§ WRITTEN EXERCISE
Repeat verbatim the part of the rows that opens with the line containing "Extract all elements" and closes with the line containing "data-marker [221, 757, 235, 775]", including both of those lines and nothing more.

§ EXERCISE DATA

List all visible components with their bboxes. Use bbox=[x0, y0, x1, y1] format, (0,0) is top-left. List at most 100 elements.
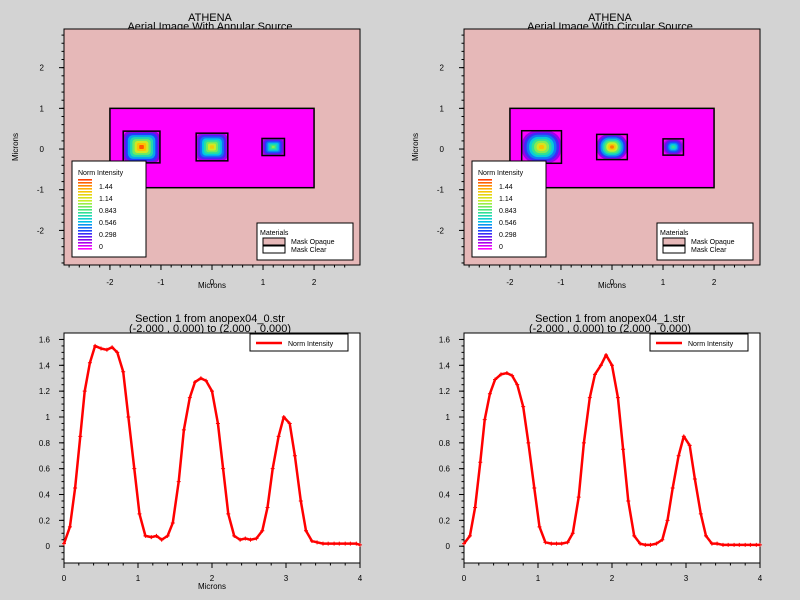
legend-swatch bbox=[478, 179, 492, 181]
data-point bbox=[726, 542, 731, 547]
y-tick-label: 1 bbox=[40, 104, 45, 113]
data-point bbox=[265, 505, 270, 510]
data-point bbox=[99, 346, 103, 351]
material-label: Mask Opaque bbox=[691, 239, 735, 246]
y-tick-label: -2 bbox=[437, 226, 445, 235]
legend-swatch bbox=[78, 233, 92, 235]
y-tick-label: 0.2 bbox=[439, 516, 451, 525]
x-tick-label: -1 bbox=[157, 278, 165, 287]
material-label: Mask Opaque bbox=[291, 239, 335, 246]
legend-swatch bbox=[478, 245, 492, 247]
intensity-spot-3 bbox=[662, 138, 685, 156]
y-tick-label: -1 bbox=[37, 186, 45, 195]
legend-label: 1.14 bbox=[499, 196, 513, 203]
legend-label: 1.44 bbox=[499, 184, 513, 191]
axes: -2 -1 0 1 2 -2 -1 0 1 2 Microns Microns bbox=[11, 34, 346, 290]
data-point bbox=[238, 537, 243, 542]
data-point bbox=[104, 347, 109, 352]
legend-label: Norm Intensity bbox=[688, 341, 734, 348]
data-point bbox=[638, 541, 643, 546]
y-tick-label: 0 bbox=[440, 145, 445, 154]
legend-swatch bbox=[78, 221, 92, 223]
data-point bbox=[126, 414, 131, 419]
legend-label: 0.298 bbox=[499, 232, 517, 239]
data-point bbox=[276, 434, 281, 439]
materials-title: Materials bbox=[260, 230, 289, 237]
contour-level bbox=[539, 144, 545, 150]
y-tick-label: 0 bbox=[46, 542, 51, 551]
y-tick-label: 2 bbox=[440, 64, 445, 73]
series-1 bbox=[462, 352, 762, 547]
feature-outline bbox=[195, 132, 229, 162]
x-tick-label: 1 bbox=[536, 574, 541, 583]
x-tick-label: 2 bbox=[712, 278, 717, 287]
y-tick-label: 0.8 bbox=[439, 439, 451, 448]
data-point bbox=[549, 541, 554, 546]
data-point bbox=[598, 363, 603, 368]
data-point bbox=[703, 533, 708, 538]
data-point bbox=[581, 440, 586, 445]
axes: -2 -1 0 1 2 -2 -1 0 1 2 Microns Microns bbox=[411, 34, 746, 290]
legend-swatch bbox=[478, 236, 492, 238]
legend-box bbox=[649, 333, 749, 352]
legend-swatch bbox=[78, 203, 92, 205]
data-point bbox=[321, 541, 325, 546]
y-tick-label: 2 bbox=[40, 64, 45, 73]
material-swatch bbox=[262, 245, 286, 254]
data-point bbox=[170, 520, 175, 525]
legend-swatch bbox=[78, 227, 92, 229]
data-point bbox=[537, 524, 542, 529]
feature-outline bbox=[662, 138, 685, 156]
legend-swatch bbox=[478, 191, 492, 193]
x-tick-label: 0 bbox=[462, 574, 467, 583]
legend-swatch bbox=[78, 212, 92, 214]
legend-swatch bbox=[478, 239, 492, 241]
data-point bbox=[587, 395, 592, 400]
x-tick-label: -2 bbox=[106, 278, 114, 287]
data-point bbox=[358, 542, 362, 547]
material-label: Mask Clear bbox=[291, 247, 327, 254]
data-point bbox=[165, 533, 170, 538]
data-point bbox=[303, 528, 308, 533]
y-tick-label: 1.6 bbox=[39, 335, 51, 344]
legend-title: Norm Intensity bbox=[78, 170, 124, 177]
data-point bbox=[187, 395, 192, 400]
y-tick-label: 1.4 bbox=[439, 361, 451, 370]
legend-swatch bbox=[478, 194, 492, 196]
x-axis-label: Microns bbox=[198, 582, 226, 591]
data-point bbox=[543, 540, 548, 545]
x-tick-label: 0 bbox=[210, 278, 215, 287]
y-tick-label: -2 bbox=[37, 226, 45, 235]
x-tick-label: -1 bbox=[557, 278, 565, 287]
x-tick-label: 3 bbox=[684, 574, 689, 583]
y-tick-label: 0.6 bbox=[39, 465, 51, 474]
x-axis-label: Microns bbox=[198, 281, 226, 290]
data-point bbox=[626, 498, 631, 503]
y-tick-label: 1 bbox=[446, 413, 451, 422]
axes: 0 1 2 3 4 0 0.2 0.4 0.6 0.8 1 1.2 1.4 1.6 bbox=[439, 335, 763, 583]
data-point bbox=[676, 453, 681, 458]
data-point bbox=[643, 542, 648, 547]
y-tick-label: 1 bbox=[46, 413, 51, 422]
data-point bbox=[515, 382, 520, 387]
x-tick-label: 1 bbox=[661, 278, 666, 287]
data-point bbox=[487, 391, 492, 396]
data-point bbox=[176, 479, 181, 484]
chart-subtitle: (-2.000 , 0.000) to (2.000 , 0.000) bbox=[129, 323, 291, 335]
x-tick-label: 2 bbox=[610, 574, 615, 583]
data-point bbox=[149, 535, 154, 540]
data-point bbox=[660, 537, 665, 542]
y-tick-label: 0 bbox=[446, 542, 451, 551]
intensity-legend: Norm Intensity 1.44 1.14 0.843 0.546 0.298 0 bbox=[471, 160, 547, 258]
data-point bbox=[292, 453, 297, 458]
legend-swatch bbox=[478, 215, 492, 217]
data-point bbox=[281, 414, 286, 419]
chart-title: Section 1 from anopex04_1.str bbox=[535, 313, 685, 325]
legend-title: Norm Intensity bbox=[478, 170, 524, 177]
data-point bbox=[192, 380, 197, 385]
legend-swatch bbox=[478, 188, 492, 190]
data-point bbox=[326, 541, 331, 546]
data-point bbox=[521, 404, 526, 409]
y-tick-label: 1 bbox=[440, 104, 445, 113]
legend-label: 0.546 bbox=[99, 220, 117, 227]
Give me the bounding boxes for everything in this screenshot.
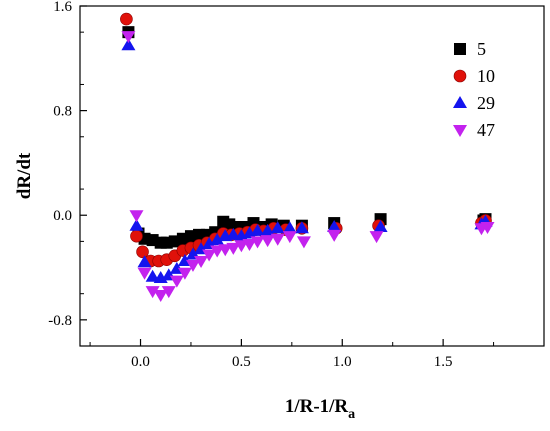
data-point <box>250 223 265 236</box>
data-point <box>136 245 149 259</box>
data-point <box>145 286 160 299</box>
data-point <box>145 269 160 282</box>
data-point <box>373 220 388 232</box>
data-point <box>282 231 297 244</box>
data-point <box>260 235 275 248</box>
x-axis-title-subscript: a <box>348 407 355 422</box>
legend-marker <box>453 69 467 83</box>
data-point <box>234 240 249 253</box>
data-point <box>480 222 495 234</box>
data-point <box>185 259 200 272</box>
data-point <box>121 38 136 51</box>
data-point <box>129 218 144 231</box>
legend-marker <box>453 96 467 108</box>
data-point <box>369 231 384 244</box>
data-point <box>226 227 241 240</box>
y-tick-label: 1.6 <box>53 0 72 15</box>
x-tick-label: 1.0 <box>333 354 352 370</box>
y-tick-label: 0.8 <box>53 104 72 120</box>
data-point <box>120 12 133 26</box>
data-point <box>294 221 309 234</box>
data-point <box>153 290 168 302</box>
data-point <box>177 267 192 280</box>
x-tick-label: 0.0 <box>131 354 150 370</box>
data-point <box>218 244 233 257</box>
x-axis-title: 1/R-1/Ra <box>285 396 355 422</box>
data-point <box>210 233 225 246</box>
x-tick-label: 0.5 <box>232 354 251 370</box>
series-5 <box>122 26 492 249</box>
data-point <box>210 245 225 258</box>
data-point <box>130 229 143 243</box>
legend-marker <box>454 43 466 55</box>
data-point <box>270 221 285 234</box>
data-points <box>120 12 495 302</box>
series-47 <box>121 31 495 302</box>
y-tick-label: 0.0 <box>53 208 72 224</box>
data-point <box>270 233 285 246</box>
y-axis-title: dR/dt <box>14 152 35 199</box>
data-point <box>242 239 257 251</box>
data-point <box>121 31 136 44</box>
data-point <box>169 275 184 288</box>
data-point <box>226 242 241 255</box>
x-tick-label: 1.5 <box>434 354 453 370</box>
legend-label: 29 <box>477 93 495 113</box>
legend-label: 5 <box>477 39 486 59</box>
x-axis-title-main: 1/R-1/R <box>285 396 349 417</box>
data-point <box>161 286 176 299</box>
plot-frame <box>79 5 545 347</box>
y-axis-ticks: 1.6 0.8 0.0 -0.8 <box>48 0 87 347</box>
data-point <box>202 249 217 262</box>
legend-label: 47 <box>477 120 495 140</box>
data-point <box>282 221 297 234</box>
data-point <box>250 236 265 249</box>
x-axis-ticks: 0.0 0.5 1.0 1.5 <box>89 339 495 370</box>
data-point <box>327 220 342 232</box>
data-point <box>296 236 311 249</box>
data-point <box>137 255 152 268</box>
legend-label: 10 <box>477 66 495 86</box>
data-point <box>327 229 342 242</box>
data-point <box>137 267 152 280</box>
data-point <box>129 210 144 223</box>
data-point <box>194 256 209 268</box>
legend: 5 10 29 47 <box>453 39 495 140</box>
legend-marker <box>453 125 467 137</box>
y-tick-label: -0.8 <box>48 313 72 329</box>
...
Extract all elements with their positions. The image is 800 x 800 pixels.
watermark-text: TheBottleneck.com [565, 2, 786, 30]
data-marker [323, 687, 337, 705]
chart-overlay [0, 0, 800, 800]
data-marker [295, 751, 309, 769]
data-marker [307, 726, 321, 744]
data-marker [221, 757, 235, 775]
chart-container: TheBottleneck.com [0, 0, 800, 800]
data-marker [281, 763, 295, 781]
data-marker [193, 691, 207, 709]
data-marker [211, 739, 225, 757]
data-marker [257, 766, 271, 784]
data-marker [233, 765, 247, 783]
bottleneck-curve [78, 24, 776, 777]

§ RESULT OF THIS TASK
Extract all elements with their positions. The image is 800 x 800 pixels.
watermark-text: TheBottleneck.com [565, 2, 786, 30]
data-marker [323, 687, 337, 705]
chart-overlay [0, 0, 800, 800]
data-marker [295, 751, 309, 769]
data-marker [307, 726, 321, 744]
data-marker [221, 757, 235, 775]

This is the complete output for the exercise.